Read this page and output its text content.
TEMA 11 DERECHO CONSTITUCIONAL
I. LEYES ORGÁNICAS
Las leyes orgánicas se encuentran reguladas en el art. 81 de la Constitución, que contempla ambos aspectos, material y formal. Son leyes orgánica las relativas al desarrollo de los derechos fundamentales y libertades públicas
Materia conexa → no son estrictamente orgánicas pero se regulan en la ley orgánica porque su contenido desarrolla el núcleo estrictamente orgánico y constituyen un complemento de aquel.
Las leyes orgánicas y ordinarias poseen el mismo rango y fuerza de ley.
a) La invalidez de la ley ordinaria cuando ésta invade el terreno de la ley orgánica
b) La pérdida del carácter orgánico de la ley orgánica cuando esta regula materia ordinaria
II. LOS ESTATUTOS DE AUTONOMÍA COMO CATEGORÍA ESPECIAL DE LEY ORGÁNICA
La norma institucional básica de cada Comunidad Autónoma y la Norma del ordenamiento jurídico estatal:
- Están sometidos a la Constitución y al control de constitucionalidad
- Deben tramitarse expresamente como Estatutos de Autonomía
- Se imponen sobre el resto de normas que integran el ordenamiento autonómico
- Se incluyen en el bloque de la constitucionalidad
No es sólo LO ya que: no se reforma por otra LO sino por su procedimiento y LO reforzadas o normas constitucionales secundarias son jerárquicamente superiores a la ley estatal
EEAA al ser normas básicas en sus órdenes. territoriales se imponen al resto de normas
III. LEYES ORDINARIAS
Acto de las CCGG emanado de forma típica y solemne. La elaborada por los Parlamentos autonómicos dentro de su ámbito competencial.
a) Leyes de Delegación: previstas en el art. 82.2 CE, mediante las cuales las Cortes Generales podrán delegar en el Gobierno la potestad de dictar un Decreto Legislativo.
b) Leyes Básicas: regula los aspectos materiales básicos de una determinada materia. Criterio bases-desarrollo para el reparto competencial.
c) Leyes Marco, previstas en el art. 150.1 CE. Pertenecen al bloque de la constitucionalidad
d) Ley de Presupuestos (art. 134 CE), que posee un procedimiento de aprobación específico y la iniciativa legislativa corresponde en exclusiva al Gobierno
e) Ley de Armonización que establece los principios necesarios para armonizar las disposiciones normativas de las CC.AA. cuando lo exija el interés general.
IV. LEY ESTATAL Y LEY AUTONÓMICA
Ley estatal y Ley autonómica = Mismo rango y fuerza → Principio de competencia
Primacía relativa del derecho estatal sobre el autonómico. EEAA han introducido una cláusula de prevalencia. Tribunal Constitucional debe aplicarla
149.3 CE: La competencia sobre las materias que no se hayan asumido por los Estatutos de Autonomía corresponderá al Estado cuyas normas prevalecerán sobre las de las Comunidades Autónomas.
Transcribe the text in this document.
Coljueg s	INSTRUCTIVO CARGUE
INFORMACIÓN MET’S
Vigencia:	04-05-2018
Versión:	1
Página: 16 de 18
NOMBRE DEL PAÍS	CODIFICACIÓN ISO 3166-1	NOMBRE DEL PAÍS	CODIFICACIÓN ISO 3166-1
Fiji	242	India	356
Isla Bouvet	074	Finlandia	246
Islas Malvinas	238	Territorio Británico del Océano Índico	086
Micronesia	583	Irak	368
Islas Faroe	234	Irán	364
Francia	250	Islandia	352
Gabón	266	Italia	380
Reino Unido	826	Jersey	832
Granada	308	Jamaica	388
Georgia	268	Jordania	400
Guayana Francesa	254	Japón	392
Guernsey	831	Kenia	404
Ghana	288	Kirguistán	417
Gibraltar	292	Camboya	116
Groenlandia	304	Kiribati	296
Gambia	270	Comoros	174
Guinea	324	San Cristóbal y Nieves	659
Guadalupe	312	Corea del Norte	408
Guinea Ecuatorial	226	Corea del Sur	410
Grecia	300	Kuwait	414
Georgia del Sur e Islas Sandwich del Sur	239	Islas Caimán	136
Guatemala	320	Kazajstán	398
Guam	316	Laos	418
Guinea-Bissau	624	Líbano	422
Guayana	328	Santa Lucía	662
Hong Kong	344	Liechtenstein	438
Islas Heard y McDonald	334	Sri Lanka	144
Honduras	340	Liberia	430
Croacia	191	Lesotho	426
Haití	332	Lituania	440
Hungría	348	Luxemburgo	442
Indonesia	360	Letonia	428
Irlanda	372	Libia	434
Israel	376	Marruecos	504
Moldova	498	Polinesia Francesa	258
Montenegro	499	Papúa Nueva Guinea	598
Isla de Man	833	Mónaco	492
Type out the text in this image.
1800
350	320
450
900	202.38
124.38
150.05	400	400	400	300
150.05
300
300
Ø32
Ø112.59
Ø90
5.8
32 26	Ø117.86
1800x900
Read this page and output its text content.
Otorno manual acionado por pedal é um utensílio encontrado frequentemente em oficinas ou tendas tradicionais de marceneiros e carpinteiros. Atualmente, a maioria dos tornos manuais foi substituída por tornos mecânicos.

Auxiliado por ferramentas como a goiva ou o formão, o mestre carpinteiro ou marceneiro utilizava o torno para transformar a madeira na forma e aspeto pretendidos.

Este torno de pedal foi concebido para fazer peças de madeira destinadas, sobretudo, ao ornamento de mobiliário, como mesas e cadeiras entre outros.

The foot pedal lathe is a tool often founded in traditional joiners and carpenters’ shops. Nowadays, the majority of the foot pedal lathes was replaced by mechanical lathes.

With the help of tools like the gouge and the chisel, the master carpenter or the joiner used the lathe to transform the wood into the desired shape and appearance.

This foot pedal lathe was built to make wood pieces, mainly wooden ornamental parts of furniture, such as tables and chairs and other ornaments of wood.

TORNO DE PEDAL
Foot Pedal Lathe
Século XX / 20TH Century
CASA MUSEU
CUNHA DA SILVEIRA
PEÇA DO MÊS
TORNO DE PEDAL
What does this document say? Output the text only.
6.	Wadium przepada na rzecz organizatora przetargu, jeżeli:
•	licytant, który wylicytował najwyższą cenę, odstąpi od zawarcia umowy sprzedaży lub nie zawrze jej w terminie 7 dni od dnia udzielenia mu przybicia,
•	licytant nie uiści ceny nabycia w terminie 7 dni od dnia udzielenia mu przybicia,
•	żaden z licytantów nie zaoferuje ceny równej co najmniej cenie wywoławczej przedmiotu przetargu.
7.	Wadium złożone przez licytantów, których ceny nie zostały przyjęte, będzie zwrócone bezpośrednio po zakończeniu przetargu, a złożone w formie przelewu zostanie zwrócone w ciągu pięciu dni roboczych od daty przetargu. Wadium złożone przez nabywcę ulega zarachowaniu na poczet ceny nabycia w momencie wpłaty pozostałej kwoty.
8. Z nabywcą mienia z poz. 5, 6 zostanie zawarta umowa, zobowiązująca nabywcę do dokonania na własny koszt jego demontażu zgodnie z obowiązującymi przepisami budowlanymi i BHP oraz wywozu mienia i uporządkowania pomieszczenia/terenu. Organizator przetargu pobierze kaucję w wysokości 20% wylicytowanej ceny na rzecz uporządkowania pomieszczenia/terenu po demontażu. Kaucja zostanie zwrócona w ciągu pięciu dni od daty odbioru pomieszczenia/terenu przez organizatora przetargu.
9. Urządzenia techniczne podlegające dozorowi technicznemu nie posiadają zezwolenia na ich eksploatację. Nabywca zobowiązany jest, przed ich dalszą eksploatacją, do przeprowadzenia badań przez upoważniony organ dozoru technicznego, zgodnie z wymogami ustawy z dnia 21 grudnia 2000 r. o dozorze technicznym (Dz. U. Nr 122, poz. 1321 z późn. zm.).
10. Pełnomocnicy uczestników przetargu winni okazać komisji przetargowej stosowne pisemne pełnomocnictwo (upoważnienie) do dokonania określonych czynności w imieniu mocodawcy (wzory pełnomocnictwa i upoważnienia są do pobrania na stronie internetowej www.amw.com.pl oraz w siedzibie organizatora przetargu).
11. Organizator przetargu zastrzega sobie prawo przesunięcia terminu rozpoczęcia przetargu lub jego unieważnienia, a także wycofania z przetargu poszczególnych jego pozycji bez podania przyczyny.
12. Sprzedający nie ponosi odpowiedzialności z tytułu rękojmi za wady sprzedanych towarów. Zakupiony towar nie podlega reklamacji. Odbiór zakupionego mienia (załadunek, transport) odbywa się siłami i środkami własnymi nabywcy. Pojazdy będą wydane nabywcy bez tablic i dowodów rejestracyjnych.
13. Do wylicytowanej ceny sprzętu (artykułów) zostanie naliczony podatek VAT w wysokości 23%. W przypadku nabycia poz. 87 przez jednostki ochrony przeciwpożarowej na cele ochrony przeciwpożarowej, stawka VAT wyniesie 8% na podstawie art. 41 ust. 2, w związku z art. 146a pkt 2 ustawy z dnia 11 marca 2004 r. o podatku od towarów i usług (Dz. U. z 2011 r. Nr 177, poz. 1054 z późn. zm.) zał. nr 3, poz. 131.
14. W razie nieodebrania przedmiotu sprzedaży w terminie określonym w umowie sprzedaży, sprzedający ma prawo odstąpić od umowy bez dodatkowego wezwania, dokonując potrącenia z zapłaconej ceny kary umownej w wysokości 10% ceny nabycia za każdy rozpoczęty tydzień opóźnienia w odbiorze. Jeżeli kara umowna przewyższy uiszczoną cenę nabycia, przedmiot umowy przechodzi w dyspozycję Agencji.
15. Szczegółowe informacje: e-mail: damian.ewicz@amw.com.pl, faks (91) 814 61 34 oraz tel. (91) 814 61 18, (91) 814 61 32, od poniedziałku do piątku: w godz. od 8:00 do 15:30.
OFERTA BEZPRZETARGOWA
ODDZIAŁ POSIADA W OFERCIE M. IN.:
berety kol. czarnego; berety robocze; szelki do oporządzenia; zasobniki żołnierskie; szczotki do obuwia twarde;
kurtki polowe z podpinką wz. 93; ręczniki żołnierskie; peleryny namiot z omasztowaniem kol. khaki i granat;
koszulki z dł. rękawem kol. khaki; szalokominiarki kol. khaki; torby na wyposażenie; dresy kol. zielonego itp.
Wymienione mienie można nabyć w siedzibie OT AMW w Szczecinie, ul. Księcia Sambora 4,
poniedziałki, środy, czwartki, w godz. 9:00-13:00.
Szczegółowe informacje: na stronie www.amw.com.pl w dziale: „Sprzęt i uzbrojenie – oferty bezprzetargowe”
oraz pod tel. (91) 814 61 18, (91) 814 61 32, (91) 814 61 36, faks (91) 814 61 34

★ ★ ★ ★ ★

■ Exercise instructions
Copy each line of the listing that holds the word "Guayana".

■ Task answer
Guayana Francesa	254	Japón	392
Guayana	328	Santa Lucía	662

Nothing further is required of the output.